(Items from a dataset)
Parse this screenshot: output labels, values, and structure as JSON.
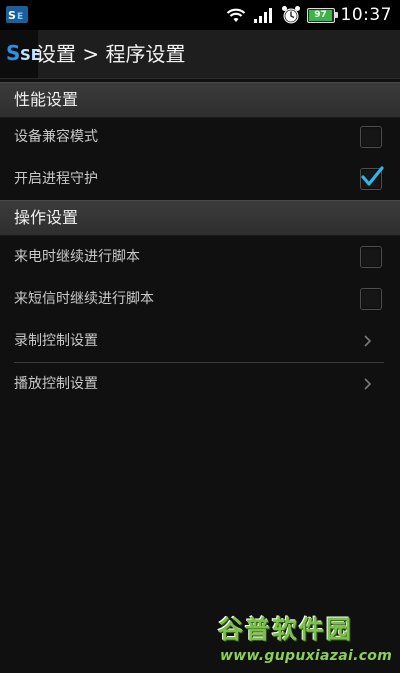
{
  "status_bar": {
    "time": "10:37",
    "battery_level": "97",
    "battery_fraction": 0.97,
    "app_icon": "se-app-icon",
    "icons": [
      "wifi-icon",
      "signal-icon",
      "alarm-clock-icon",
      "battery-icon"
    ]
  },
  "action_bar": {
    "logo_text": "SE",
    "title": "设置 > 程序设置"
  },
  "sections": [
    {
      "header": "性能设置",
      "items": [
        {
          "label": "设备兼容模式",
          "type": "checkbox",
          "checked": false
        },
        {
          "label": "开启进程守护",
          "type": "checkbox",
          "checked": true
        }
      ]
    },
    {
      "header": "操作设置",
      "items": [
        {
          "label": "来电时继续进行脚本",
          "type": "checkbox",
          "checked": false
        },
        {
          "label": "来短信时继续进行脚本",
          "type": "checkbox",
          "checked": false
        },
        {
          "label": "录制控制设置",
          "type": "link",
          "icon": "chevron-right-icon"
        },
        {
          "label": "播放控制设置",
          "type": "link",
          "icon": "chevron-right-icon"
        }
      ]
    }
  ],
  "watermark": {
    "title": "谷普软件园",
    "url": "www.gupuxiazai.com"
  },
  "colors": {
    "accent_check": "#33b5e5",
    "section_header_bg": "#353535",
    "background": "#101010",
    "watermark_green": "#7cc04b"
  }
}
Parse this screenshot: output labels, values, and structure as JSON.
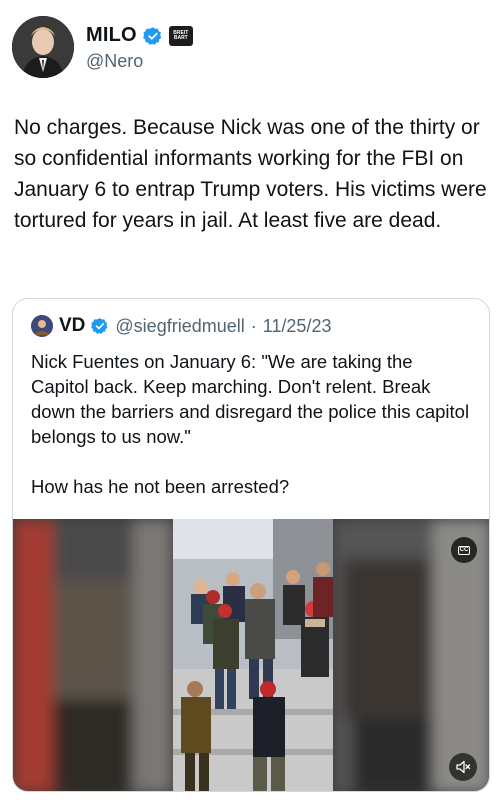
{
  "author": {
    "display_name": "MILO",
    "handle": "@Nero",
    "avatar_icon": "profile-photo",
    "verified_icon": "verified-badge-icon",
    "affiliate_badge_icon": "breitbart-badge-icon",
    "affiliate_badge_text": "BREIT BART"
  },
  "tweet": {
    "text": "No charges. Because Nick was one of the thirty or so confidential informants working for the FBI on January 6 to entrap Trump voters. His victims were tortured for years in jail. At least five are dead."
  },
  "quoted": {
    "display_name": "VD",
    "handle": "@siegfriedmuell",
    "separator": "·",
    "date": "11/25/23",
    "body_1": "Nick Fuentes on January 6: \"We are taking the Capitol back.  Keep marching.  Don't relent. Break down the barriers and disregard the police this capitol belongs to us now.\"",
    "body_2": "How has he not been arrested?",
    "media": {
      "cc_label": "CC",
      "mute_icon": "mute-icon"
    }
  },
  "colors": {
    "verified": "#1d9bf0",
    "text": "#0f1419",
    "muted": "#536471",
    "border": "#cfd9de"
  }
}
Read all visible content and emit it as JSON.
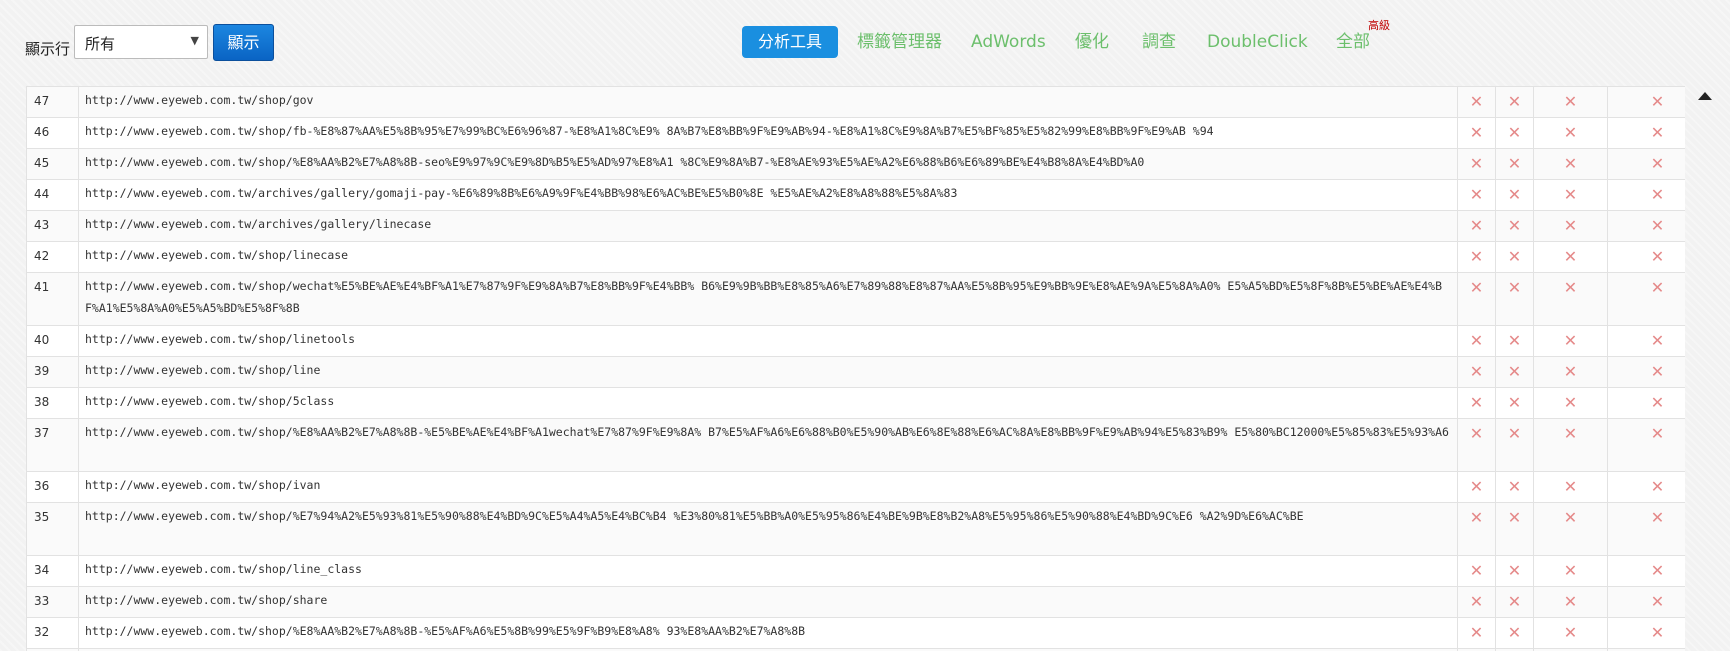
{
  "controls": {
    "rows_label": "顯示行",
    "select_value": "所有",
    "show_button": "顯示"
  },
  "nav": [
    {
      "label": "分析工具",
      "active": true
    },
    {
      "label": "標籤管理器"
    },
    {
      "label": "AdWords"
    },
    {
      "label": "優化"
    },
    {
      "label": "調查"
    },
    {
      "label": "DoubleClick"
    },
    {
      "label": "全部",
      "badge": "高級"
    }
  ],
  "mark": "✕",
  "rows": [
    {
      "num": "47",
      "url": "http://www.eyeweb.com.tw/shop/gov"
    },
    {
      "num": "46",
      "url": "http://www.eyeweb.com.tw/shop/fb-%E8%87%AA%E5%8B%95%E7%99%BC%E6%96%87-%E8%A1%8C%E9% 8A%B7%E8%BB%9F%E9%AB%94-%E8%A1%8C%E9%8A%B7%E5%BF%85%E5%82%99%E8%BB%9F%E9%AB %94"
    },
    {
      "num": "45",
      "url": "http://www.eyeweb.com.tw/shop/%E8%AA%B2%E7%A8%8B-seo%E9%97%9C%E9%8D%B5%E5%AD%97%E8%A1 %8C%E9%8A%B7-%E8%AE%93%E5%AE%A2%E6%88%B6%E6%89%BE%E4%B8%8A%E4%BD%A0"
    },
    {
      "num": "44",
      "url": "http://www.eyeweb.com.tw/archives/gallery/gomaji-pay-%E6%89%8B%E6%A9%9F%E4%BB%98%E6%AC%BE%E5%B0%8E %E5%AE%A2%E8%A8%88%E5%8A%83"
    },
    {
      "num": "43",
      "url": "http://www.eyeweb.com.tw/archives/gallery/linecase"
    },
    {
      "num": "42",
      "url": "http://www.eyeweb.com.tw/shop/linecase"
    },
    {
      "num": "41",
      "url": "http://www.eyeweb.com.tw/shop/wechat%E5%BE%AE%E4%BF%A1%E7%87%9F%E9%8A%B7%E8%BB%9F%E4%BB% B6%E9%9B%BB%E8%85%A6%E7%89%88%E8%87%AA%E5%8B%95%E9%BB%9E%E8%AE%9A%E5%8A%A0% E5%A5%BD%E5%8F%8B%E5%BE%AE%E4%BF%A1%E5%8A%A0%E5%A5%BD%E5%8F%8B",
      "tall": true
    },
    {
      "num": "40",
      "url": "http://www.eyeweb.com.tw/shop/linetools"
    },
    {
      "num": "39",
      "url": "http://www.eyeweb.com.tw/shop/line"
    },
    {
      "num": "38",
      "url": "http://www.eyeweb.com.tw/shop/5class"
    },
    {
      "num": "37",
      "url": "http://www.eyeweb.com.tw/shop/%E8%AA%B2%E7%A8%8B-%E5%BE%AE%E4%BF%A1wechat%E7%87%9F%E9%8A% B7%E5%AF%A6%E6%88%B0%E5%90%AB%E6%8E%88%E6%AC%8A%E8%BB%9F%E9%AB%94%E5%83%B9% E5%80%BC12000%E5%85%83%E5%93%A6",
      "tall": true
    },
    {
      "num": "36",
      "url": "http://www.eyeweb.com.tw/shop/ivan"
    },
    {
      "num": "35",
      "url": "http://www.eyeweb.com.tw/shop/%E7%94%A2%E5%93%81%E5%90%88%E4%BD%9C%E5%A4%A5%E4%BC%B4 %E3%80%81%E5%BB%A0%E5%95%86%E4%BE%9B%E8%B2%A8%E5%95%86%E5%90%88%E4%BD%9C%E6 %A2%9D%E6%AC%BE",
      "tall": true
    },
    {
      "num": "34",
      "url": "http://www.eyeweb.com.tw/shop/line_class"
    },
    {
      "num": "33",
      "url": "http://www.eyeweb.com.tw/shop/share"
    },
    {
      "num": "32",
      "url": "http://www.eyeweb.com.tw/shop/%E8%AA%B2%E7%A8%8B-%E5%AF%A6%E5%8B%99%E5%9F%B9%E8%A8% 93%E8%AA%B2%E7%A8%8B"
    },
    {
      "num": "",
      "url": ""
    }
  ]
}
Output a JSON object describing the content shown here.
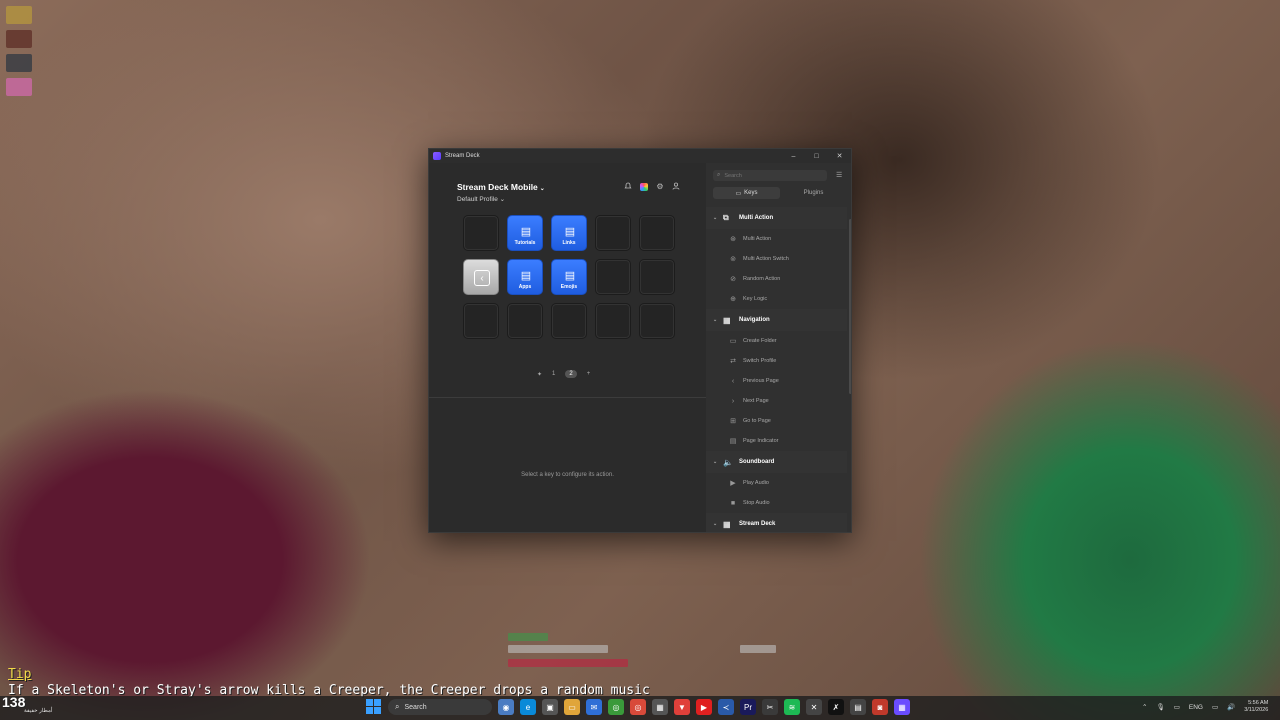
{
  "window": {
    "title": "Stream Deck",
    "minimize": "–",
    "maximize": "□",
    "close": "✕"
  },
  "header": {
    "device": "Stream Deck Mobile",
    "profile": "Default Profile",
    "icons": {
      "bell": "bell-icon",
      "marketplace": "marketplace-icon",
      "settings": "gear-icon",
      "account": "user-icon"
    }
  },
  "keys": [
    {
      "type": "empty"
    },
    {
      "type": "blue",
      "label": "Tutorials",
      "icon": "folder-icon"
    },
    {
      "type": "blue",
      "label": "Links",
      "icon": "folder-icon"
    },
    {
      "type": "empty"
    },
    {
      "type": "empty"
    },
    {
      "type": "back",
      "icon": "back-icon"
    },
    {
      "type": "blue",
      "label": "Apps",
      "icon": "folder-icon"
    },
    {
      "type": "blue",
      "label": "Emojis",
      "icon": "folder-icon"
    },
    {
      "type": "empty"
    },
    {
      "type": "empty"
    },
    {
      "type": "empty"
    },
    {
      "type": "empty"
    },
    {
      "type": "empty"
    },
    {
      "type": "empty"
    },
    {
      "type": "empty"
    }
  ],
  "pager": {
    "prev": "✦",
    "pages": [
      "1",
      "2"
    ],
    "current": "2",
    "add": "+"
  },
  "inspector": {
    "hint": "Select a key to configure its action."
  },
  "sidebar": {
    "search_placeholder": "Search",
    "tabs": [
      {
        "label": "Keys",
        "active": true
      },
      {
        "label": "Plugins",
        "active": false
      }
    ],
    "categories": [
      {
        "name": "Multi Action",
        "items": [
          "Multi Action",
          "Multi Action Switch",
          "Random Action",
          "Key Logic"
        ]
      },
      {
        "name": "Navigation",
        "items": [
          "Create Folder",
          "Switch Profile",
          "Previous Page",
          "Next Page",
          "Go to Page",
          "Page Indicator"
        ]
      },
      {
        "name": "Soundboard",
        "items": [
          "Play Audio",
          "Stop Audio"
        ]
      },
      {
        "name": "Stream Deck",
        "items": []
      }
    ]
  },
  "game": {
    "tip_title": "Tip",
    "tip_text": "If a Skeleton's or Stray's arrow kills a Creeper, the Creeper drops a random music",
    "count": "138"
  },
  "taskbar": {
    "left_text": "أمطار خفيفة",
    "search": "Search",
    "language": "ENG",
    "time": "5:56 AM",
    "date": "3/11/2026"
  },
  "colors": {
    "accent": "#2a6bf2",
    "window_bg": "#2b2b2b",
    "sidebar_bg": "#303030"
  }
}
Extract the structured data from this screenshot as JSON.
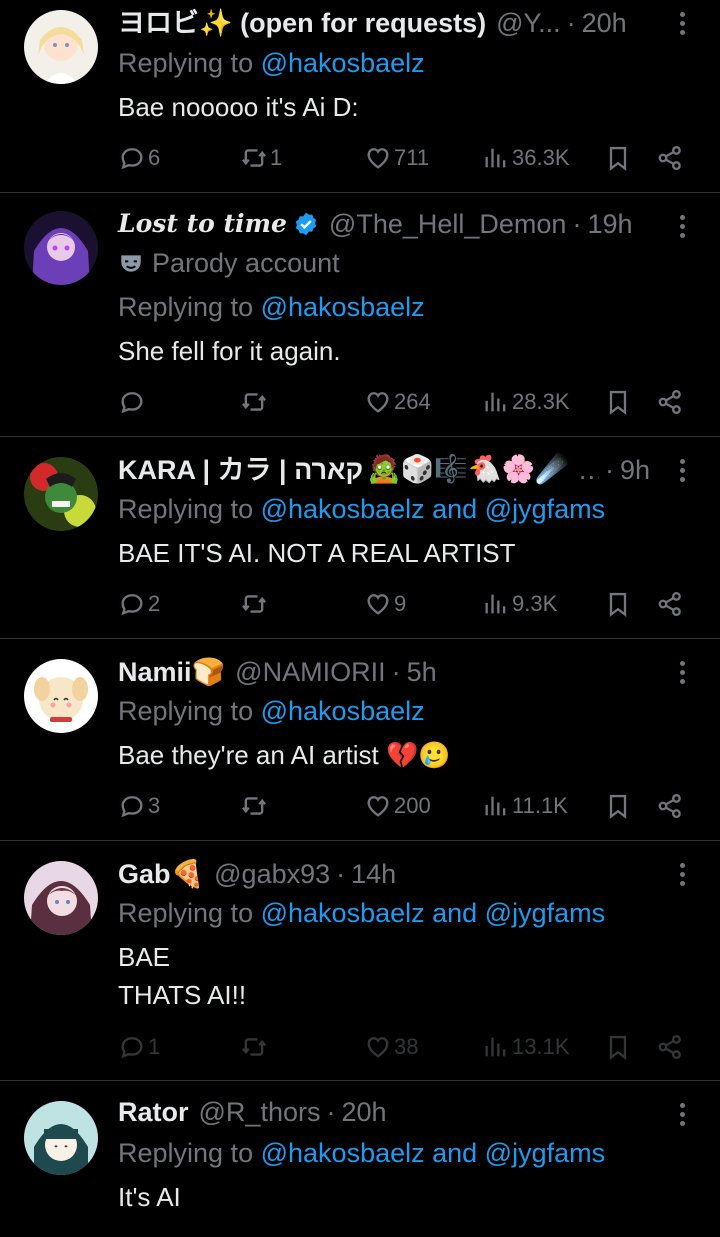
{
  "colors": {
    "background": "#000000",
    "text": "#e7e9ea",
    "muted": "#71767b",
    "link": "#1d9bf0",
    "divider": "#2f3336"
  },
  "icons": {
    "reply": "reply-icon",
    "retweet": "retweet-icon",
    "like": "heart-icon",
    "views": "views-icon",
    "bookmark": "bookmark-icon",
    "share": "share-icon",
    "more": "more-icon",
    "verified": "verified-badge-icon",
    "parody": "parody-mask-icon"
  },
  "tweets": [
    {
      "name": "ヨロビ✨ (open for requests)",
      "handle": "@Y...",
      "dot": "·",
      "time": "20h",
      "reply_prefix": "Replying to",
      "mentions": "@hakosbaelz",
      "text": "Bae nooooo it's Ai D:",
      "stats": {
        "replies": "6",
        "retweets": "1",
        "likes": "711",
        "views": "36.3K"
      }
    },
    {
      "name": "Lost to time",
      "handle": "@The_Hell_Demon",
      "dot": "·",
      "time": "19h",
      "label": "Parody account",
      "reply_prefix": "Replying to",
      "mentions": "@hakosbaelz",
      "text": "She fell for it again.",
      "stats": {
        "replies": "",
        "retweets": "",
        "likes": "264",
        "views": "28.3K"
      }
    },
    {
      "name": "KARA | カラ | קארה",
      "emojis": "🧟🎲🎼🐔🌸☄️",
      "handle": "...",
      "dot": "·",
      "time": "9h",
      "reply_prefix": "Replying to",
      "mentions": "@hakosbaelz and @jygfams",
      "text": "BAE IT'S AI. NOT A REAL ARTIST",
      "stats": {
        "replies": "2",
        "retweets": "",
        "likes": "9",
        "views": "9.3K"
      }
    },
    {
      "name": "Namii🍞",
      "handle": "@NAMIORII",
      "dot": "·",
      "time": "5h",
      "reply_prefix": "Replying to",
      "mentions": "@hakosbaelz",
      "text": "Bae they're an AI artist 💔🥲",
      "stats": {
        "replies": "3",
        "retweets": "",
        "likes": "200",
        "views": "11.1K"
      }
    },
    {
      "name": "Gab🍕",
      "handle": "@gabx93",
      "dot": "·",
      "time": "14h",
      "reply_prefix": "Replying to",
      "mentions": "@hakosbaelz and @jygfams",
      "text": "BAE\nTHATS AI!!",
      "stats": {
        "replies": "1",
        "retweets": "",
        "likes": "38",
        "views": "13.1K"
      }
    },
    {
      "name": "Rator",
      "handle": "@R_thors",
      "dot": "·",
      "time": "20h",
      "reply_prefix": "Replying to",
      "mentions": "@hakosbaelz and @jygfams",
      "text": "It's AI"
    }
  ]
}
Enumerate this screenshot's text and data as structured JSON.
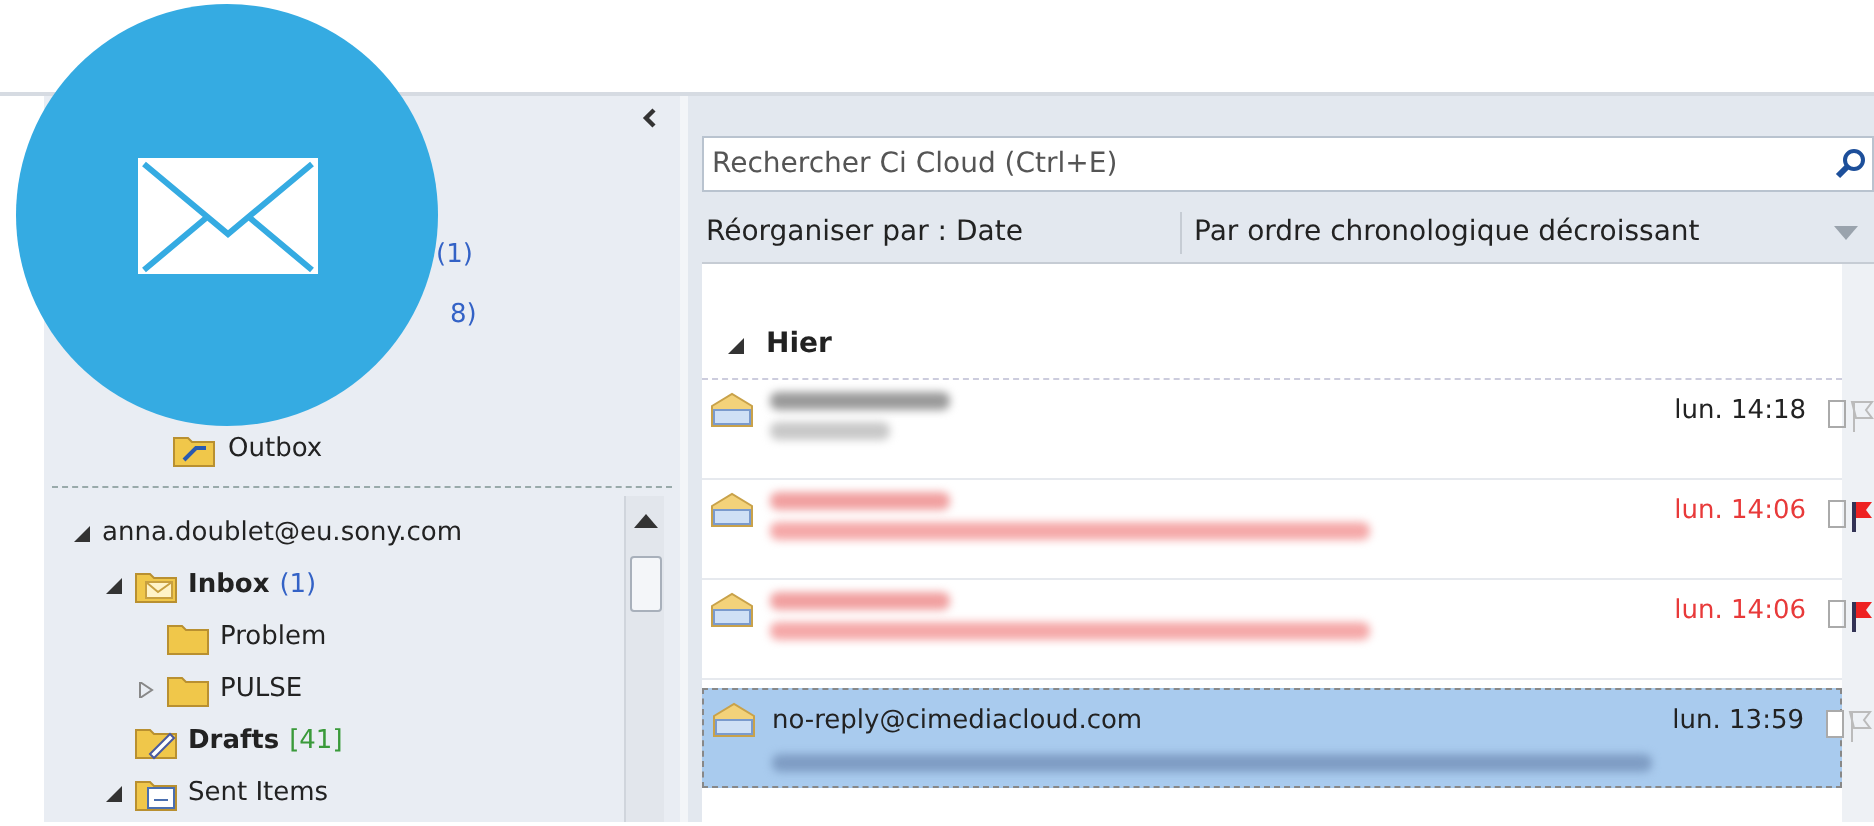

- **WHAT NEEDS TO BE DONE**
List the lines of the records where "gallery" occurs.

- **REPLY TO THE EXERCISE**
      "url": "http://www.eyeweb.com.tw/archives/gallery/gomaji-pay-%E6%89%8B%E6%A9%9F%E4%BB%98%E6%AC%BE%E5%B0%8E %E5%AE%A2%E8%A8%88%E5%8A%83"
      "url": "http://www.eyeweb.com.tw/archives/gallery/linecase"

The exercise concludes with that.